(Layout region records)
#####

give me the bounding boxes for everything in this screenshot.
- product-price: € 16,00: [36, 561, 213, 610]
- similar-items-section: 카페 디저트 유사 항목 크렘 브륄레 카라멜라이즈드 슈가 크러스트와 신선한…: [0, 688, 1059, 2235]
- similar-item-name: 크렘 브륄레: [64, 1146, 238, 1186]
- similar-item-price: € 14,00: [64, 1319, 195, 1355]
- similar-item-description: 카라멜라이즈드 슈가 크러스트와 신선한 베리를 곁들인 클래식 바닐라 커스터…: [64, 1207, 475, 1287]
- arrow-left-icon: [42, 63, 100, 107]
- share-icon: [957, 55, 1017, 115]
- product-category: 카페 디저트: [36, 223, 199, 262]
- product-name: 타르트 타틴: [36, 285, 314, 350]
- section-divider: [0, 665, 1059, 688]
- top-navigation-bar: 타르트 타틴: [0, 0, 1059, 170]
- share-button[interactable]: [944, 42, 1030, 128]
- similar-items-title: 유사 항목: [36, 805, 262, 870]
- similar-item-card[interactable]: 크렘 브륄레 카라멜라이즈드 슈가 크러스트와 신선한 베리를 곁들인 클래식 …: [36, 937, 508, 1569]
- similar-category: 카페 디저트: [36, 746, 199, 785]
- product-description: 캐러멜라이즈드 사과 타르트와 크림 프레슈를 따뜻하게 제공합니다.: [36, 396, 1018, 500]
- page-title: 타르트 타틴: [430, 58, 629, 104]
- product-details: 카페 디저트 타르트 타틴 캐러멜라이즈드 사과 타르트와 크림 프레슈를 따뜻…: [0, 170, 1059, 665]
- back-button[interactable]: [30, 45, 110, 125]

#####

Description of the task:
Copy every line of the layout region records above without changing anything.

Solution to this problem:
give me the bounding boxes for everything in this screenshot.
- product-price: € 16,00: [36, 561, 213, 610]
- similar-items-section: 카페 디저트 유사 항목 크렘 브륄레 카라멜라이즈드 슈가 크러스트와 신선한…: [0, 688, 1059, 2235]
- similar-item-name: 크렘 브륄레: [64, 1146, 238, 1186]
- similar-item-price: € 14,00: [64, 1319, 195, 1355]
- similar-item-description: 카라멜라이즈드 슈가 크러스트와 신선한 베리를 곁들인 클래식 바닐라 커스터…: [64, 1207, 475, 1287]
- arrow-left-icon: [42, 63, 100, 107]
- share-icon: [957, 55, 1017, 115]
- product-category: 카페 디저트: [36, 223, 199, 262]
- product-name: 타르트 타틴: [36, 285, 314, 350]
- section-divider: [0, 665, 1059, 688]
- top-navigation-bar: 타르트 타틴: [0, 0, 1059, 170]
- share-button[interactable]: [944, 42, 1030, 128]
- similar-items-title: 유사 항목: [36, 805, 262, 870]
- similar-item-card[interactable]: 크렘 브륄레 카라멜라이즈드 슈가 크러스트와 신선한 베리를 곁들인 클래식 …: [36, 937, 508, 1569]
- similar-category: 카페 디저트: [36, 746, 199, 785]
- product-description: 캐러멜라이즈드 사과 타르트와 크림 프레슈를 따뜻하게 제공합니다.: [36, 396, 1018, 500]
- page-title: 타르트 타틴: [430, 58, 629, 104]
- product-details: 카페 디저트 타르트 타틴 캐러멜라이즈드 사과 타르트와 크림 프레슈를 따뜻…: [0, 170, 1059, 665]
- back-button[interactable]: [30, 45, 110, 125]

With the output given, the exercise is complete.